--- DATASET RECORDS ---

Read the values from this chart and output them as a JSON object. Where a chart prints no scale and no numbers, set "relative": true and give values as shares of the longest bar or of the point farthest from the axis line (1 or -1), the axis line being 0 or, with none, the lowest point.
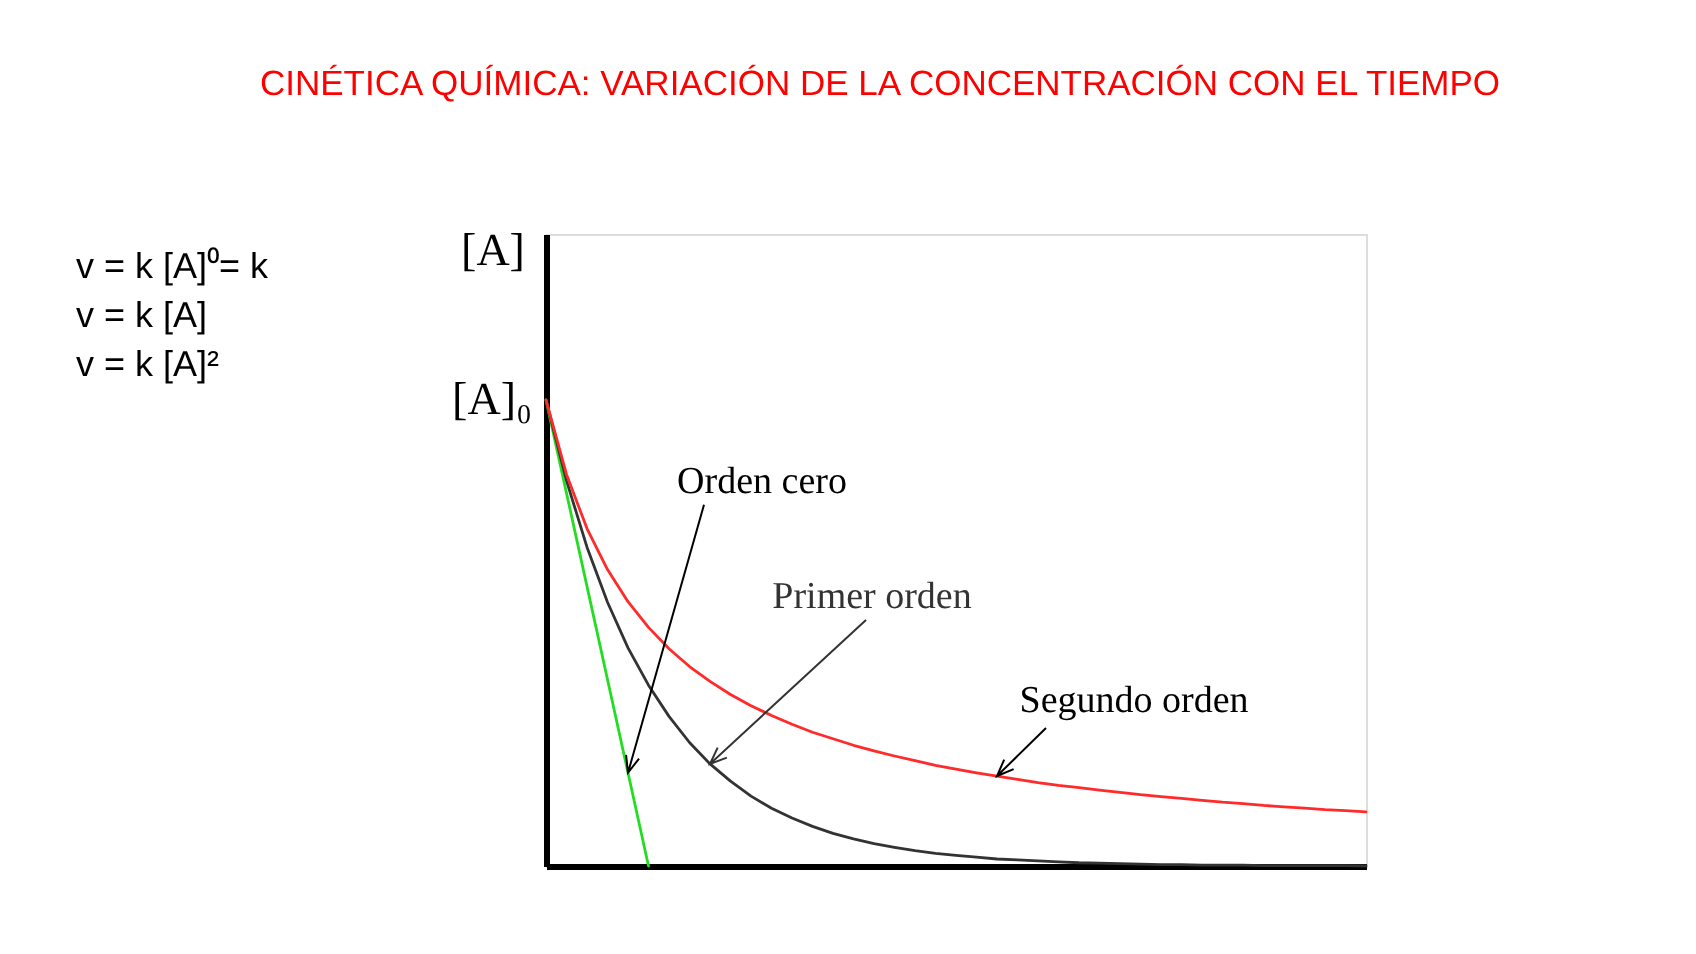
{
  "chart_data": {
    "type": "line",
    "title": "CINÉTICA QUÍMICA: VARIACIÓN DE LA CONCENTRACIÓN CON EL TIEMPO",
    "ylabel": "[A]",
    "relative": true,
    "categories": [
      null,
      null,
      null,
      null,
      null,
      null,
      null,
      null,
      null,
      null,
      null,
      null,
      null,
      null,
      null,
      null,
      null,
      null,
      null,
      null,
      null,
      null,
      null,
      null,
      null,
      null,
      null,
      null,
      null,
      null,
      null,
      null,
      null,
      null,
      null,
      null,
      null,
      null,
      null,
      null,
      null
    ],
    "series": [
      {
        "name": "Orden cero",
        "color": "#22dd22",
        "values": [
          1,
          0.8,
          0.6,
          0.4,
          0.2,
          0,
          null,
          null,
          null,
          null,
          null,
          null,
          null,
          null,
          null,
          null,
          null,
          null,
          null,
          null,
          null,
          null,
          null,
          null,
          null,
          null,
          null,
          null,
          null,
          null,
          null,
          null,
          null,
          null,
          null,
          null,
          null,
          null,
          null,
          null,
          null
        ]
      },
      {
        "name": "Primer orden",
        "color": "#333333",
        "values": [
          1,
          0.827,
          0.684,
          0.566,
          0.468,
          0.388,
          0.321,
          0.265,
          0.219,
          0.182,
          0.15,
          0.124,
          0.103,
          0.085,
          0.07,
          0.058,
          0.048,
          0.04,
          0.033,
          0.027,
          0.023,
          0.019,
          0.015,
          0.013,
          0.011,
          0.009,
          0.007,
          0.006,
          0.005,
          0.004,
          0.003,
          0.003,
          0.002,
          0.002,
          0.002,
          0.001,
          0.001,
          0.001,
          0.001,
          0.001,
          0
        ]
      },
      {
        "name": "Segundo orden",
        "color": "#ff2a2a",
        "values": [
          1,
          0.84,
          0.724,
          0.636,
          0.567,
          0.512,
          0.466,
          0.428,
          0.396,
          0.368,
          0.344,
          0.323,
          0.304,
          0.287,
          0.273,
          0.259,
          0.247,
          0.236,
          0.226,
          0.216,
          0.208,
          0.2,
          0.193,
          0.186,
          0.179,
          0.173,
          0.168,
          0.163,
          0.158,
          0.153,
          0.149,
          0.145,
          0.141,
          0.137,
          0.134,
          0.13,
          0.127,
          0.124,
          0.121,
          0.119,
          0.116
        ]
      }
    ],
    "annotations": [
      "v = k [A]⁰= k",
      "v = k [A]",
      "v = k [A]²",
      "[A]₀"
    ]
  }
}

---

* YOUR GOAL: Extract all lines from the data in which "name" is found.

* ANSWER TO THE PROBLEM:
        "name": "Orden cero",
        "name": "Primer orden",
        "name": "Segundo orden",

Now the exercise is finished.